• _WHAT TO PRODUCE_
Pull every line of the entries that has the word "this".

• _SUPPLIED ENTRIES_
####
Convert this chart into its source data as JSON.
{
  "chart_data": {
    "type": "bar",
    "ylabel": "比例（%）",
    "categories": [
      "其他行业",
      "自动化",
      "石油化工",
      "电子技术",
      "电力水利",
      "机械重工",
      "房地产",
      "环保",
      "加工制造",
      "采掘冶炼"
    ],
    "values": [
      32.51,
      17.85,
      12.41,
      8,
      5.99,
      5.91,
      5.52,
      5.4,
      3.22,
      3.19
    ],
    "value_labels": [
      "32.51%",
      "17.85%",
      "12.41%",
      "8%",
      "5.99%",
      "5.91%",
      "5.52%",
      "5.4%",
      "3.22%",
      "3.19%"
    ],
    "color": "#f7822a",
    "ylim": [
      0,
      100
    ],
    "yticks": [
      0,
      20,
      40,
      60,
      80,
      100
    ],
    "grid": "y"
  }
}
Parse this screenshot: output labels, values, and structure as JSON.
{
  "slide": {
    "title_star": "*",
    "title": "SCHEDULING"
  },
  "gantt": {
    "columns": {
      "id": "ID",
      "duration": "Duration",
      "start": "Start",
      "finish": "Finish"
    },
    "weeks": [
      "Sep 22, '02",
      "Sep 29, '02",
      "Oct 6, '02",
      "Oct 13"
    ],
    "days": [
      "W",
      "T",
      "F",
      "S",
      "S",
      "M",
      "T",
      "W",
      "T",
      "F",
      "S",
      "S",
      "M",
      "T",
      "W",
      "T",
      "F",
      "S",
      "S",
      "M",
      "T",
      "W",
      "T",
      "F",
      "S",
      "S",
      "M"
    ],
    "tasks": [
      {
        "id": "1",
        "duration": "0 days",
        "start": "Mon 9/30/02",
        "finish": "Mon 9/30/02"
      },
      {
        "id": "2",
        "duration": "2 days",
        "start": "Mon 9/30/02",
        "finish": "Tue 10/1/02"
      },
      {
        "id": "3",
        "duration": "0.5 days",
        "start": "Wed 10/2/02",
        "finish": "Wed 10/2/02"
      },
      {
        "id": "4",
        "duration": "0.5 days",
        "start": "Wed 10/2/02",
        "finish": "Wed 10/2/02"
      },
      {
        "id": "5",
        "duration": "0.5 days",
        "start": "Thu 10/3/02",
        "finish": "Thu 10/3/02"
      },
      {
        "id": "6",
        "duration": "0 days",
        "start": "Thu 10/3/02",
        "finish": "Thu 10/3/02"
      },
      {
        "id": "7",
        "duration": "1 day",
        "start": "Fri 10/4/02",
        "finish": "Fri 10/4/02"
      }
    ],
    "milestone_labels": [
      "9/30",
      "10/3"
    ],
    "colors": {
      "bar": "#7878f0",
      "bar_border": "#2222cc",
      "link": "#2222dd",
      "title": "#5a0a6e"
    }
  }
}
####
• _SOLUTION TO THE PROBLEM_
Convert this chart into its source data as JSON.
Parse this screenshot: output labels, values, and structure as JSON.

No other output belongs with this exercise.